ROWS:
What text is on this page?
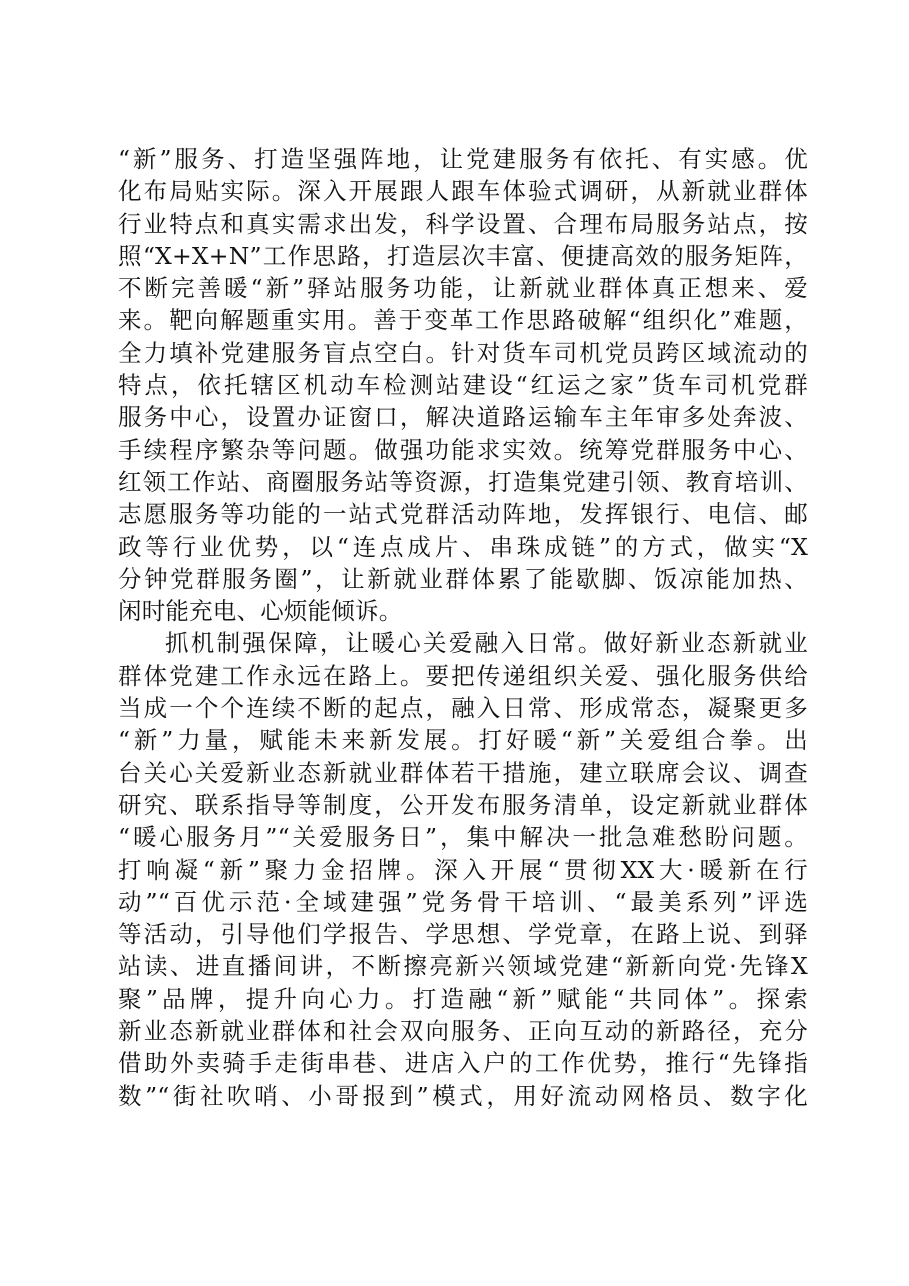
“新”服务、打造坚强阵地，让党建服务有依托、有实感。优
化布局贴实际。深入开展跟人跟车体验式调研，从新就业群体
行业特点和真实需求出发，科学设置、合理布局服务站点，按
照“X+X+N”工作思路，打造层次丰富、便捷高效的服务矩阵，
不断完善暖“新”驿站服务功能，让新就业群体真正想来、爱
来。靶向解题重实用。善于变革工作思路破解“组织化”难题，
全力填补党建服务盲点空白。针对货车司机党员跨区域流动的
特点，依托辖区机动车检测站建设“红运之家”货车司机党群
服务中心，设置办证窗口，解决道路运输车主年审多处奔波、
手续程序繁杂等问题。做强功能求实效。统筹党群服务中心、
红领工作站、商圈服务站等资源，打造集党建引领、教育培训、
志愿服务等功能的一站式党群活动阵地，发挥银行、电信、邮
政等行业优势，以“连点成片、串珠成链”的方式，做实“X
分钟党群服务圈”，让新就业群体累了能歇脚、饭凉能加热、
闲时能充电、心烦能倾诉。
抓机制强保障，让暖心关爱融入日常。做好新业态新就业
群体党建工作永远在路上。要把传递组织关爱、强化服务供给
当成一个个连续不断的起点，融入日常、形成常态，凝聚更多
“新”力量，赋能未来新发展。打好暖“新”关爱组合拳。出
台关心关爱新业态新就业群体若干措施，建立联席会议、调查
研究、联系指导等制度，公开发布服务清单，设定新就业群体
“暖心服务月”“关爱服务日”，集中解决一批急难愁盼问题。
打响凝“新”聚力金招牌。深入开展“贯彻XX大·暖新在行
动”“百优示范·全域建强”党务骨干培训、“最美系列”评选
等活动，引导他们学报告、学思想、学党章，在路上说、到驿
站读、进直播间讲，不断擦亮新兴领域党建“新新向党·先锋X
聚”品牌，提升向心力。打造融“新”赋能“共同体”。探索
新业态新就业群体和社会双向服务、正向互动的新路径，充分
借助外卖骑手走街串巷、进店入户的工作优势，推行“先锋指
数”“街社吹哨、小哥报到”模式，用好流动网格员、数字化
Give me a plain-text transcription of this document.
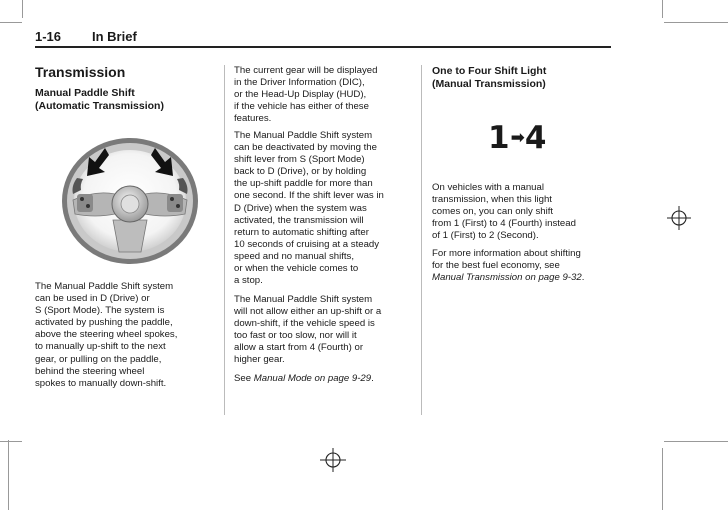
1-16 In Brief
Transmission
Manual Paddle Shift
(Automatic Transmission)
The Manual Paddle Shift system
can be used in D (Drive) or
S (Sport Mode). The system is
activated by pushing the paddle,
above the steering wheel spokes,
to manually up-shift to the next
gear, or pulling on the paddle,
behind the steering wheel
spokes to manually down-shift.
The current gear will be displayed
in the Driver Information (DIC),
or the Head-Up Display (HUD),
if the vehicle has either of these
features.
The Manual Paddle Shift system
can be deactivated by moving the
shift lever from S (Sport Mode)
back to D (Drive), or by holding
the up-shift paddle for more than
one second. If the shift lever was in
D (Drive) when the system was
activated, the transmission will
return to automatic shifting after
10 seconds of cruising at a steady
speed and no manual shifts,
or when the vehicle comes to
a stop.
The Manual Paddle Shift system
will not allow either an up-shift or a
down-shift, if the vehicle speed is
too fast or too slow, nor will it
allow a start from 4 (Fourth) or
higher gear.
See Manual Mode on page 9-29.
One to Four Shift Light
(Manual Transmission)
1 ➡ 4
On vehicles with a manual
transmission, when this light
comes on, you can only shift
from 1 (First) to 4 (Fourth) instead
of 1 (First) to 2 (Second).
For more information about shifting
for the best fuel economy, see
Manual Transmission on page 9-32.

INSTRUCTIONS FOR THE TASK:
Which lines in the data above contain "wheel"? Show each one.

CORRECT RESULT:
above the steering wheel spokes,
behind the steering wheel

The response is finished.